* **Goal**
Keep the wording of each record exactly the same when you repeat it, and leave out pictures.

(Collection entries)
|---|

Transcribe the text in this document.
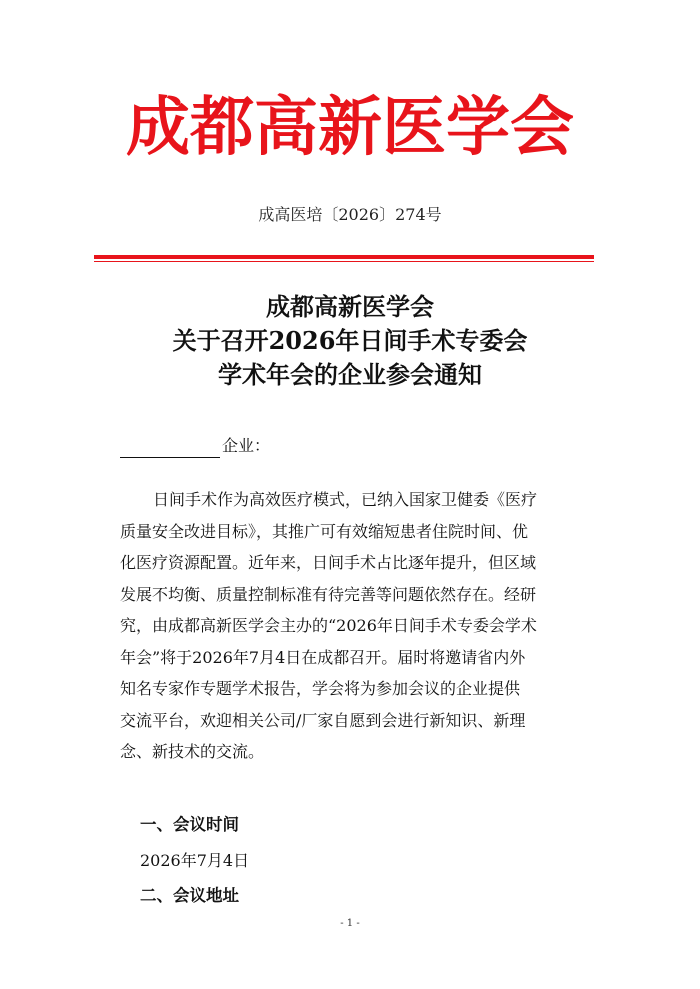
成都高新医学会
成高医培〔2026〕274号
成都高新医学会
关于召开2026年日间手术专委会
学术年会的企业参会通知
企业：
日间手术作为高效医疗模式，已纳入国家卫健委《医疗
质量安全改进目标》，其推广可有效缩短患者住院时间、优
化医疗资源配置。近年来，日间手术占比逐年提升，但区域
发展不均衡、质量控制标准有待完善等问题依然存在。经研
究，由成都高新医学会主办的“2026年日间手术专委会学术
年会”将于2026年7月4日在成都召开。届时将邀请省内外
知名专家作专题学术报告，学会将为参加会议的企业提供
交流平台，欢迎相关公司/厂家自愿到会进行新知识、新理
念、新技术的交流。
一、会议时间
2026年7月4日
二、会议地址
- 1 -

|---|

* **Completed task**
Transcribe the text in this document.
成都高新医学会
成高医培〔2026〕274号
成都高新医学会
关于召开2026年日间手术专委会
学术年会的企业参会通知
企业：
日间手术作为高效医疗模式，已纳入国家卫健委《医疗
质量安全改进目标》，其推广可有效缩短患者住院时间、优
化医疗资源配置。近年来，日间手术占比逐年提升，但区域
发展不均衡、质量控制标准有待完善等问题依然存在。经研
究，由成都高新医学会主办的“2026年日间手术专委会学术
年会”将于2026年7月4日在成都召开。届时将邀请省内外
知名专家作专题学术报告，学会将为参加会议的企业提供
交流平台，欢迎相关公司/厂家自愿到会进行新知识、新理
念、新技术的交流。
一、会议时间
2026年7月4日
二、会议地址
- 1 -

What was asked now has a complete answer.